Text under study:
I saw some tourists in Yufuin the other day, scolding their child for wanting another ice cream after spending more than they intended on sweets while they walked down the main street.
They were visibly letdown at the sight of Kinrinko.
“Why, it’s just a pond!” one of them said.
But that is exactly the point. While the rest of Japan busily fulfilled the grandiose destiny Mouri imagined for the island nation, the pond remained the same. The place still waits the next philosopher.
What grand ideas can you dream up while you soak in an outdoor bath with a view of a volcano, arm’s length to some woods where Totoro might lurk? To seek the answer to that question is the biggest reason you should visit Yufuin.

Tasks to complete:
1. Quote the passage on Yufuin word for word, everything from "But that is" down to "the next philosopher.".
2. List every distinct proper name that appears in the passage on Yufuin.

(Dataset entries)
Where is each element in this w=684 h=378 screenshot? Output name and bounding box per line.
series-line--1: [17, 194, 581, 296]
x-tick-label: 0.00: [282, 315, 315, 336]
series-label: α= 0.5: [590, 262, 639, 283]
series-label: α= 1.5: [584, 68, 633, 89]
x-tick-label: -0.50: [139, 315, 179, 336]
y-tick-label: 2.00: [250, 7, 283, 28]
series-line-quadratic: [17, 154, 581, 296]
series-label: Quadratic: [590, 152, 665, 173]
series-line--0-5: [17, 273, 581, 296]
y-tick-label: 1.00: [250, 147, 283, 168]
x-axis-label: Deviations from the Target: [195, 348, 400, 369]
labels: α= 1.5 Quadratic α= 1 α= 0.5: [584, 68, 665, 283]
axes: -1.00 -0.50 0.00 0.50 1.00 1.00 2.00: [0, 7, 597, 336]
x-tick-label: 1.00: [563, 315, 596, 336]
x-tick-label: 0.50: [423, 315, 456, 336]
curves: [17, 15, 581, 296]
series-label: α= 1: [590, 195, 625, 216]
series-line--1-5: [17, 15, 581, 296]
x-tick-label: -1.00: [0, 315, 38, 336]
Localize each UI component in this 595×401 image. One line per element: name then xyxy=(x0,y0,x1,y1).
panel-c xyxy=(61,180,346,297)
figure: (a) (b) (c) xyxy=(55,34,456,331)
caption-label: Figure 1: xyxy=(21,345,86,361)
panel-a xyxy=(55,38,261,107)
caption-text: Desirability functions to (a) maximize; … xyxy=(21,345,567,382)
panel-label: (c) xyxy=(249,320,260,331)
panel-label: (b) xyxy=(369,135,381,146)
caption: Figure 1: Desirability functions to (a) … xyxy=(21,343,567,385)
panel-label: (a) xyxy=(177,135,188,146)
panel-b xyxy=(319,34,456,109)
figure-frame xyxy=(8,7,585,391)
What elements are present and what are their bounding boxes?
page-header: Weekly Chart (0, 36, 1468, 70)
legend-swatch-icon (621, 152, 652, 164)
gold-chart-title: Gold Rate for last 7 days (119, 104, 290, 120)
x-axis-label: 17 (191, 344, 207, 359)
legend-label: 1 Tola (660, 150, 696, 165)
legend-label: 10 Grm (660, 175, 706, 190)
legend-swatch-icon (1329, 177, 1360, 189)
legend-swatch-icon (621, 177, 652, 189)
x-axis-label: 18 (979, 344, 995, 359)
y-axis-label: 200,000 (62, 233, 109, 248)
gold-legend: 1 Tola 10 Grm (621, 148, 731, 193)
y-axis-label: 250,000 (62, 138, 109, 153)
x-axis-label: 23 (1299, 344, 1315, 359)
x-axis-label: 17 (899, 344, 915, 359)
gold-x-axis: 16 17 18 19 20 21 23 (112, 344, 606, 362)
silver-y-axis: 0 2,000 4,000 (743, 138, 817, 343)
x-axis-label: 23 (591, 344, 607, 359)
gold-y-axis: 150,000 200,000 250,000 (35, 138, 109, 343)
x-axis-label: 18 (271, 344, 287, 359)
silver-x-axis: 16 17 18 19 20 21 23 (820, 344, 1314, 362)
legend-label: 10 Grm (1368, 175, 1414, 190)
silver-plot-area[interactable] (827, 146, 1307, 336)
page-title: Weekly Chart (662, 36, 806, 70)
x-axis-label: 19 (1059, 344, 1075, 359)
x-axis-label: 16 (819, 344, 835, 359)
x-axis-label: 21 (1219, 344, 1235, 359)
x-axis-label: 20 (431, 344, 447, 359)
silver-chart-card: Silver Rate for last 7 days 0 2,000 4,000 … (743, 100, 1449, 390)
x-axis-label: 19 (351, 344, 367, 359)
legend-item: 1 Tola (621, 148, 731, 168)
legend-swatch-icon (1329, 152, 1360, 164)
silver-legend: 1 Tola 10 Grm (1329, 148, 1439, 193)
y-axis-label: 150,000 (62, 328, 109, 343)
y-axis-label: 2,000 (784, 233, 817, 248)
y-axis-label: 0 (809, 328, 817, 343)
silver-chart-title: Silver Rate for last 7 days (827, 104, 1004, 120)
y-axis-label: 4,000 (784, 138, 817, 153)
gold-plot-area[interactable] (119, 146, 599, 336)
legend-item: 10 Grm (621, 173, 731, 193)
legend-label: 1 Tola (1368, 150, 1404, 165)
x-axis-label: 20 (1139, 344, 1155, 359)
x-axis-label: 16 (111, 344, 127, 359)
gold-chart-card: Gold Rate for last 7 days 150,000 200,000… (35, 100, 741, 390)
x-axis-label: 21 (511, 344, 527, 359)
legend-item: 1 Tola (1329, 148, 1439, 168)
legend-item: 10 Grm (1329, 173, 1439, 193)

Solutions to each task:
1.
But that is exactly the point. While the rest of Japan busily fulfilled the grandiose destiny Mouri imagined for the island nation, the pond remained the same. The place still waits the next philosopher.

2. Yufuin, Kinrinko, Japan, Mouri, Totoro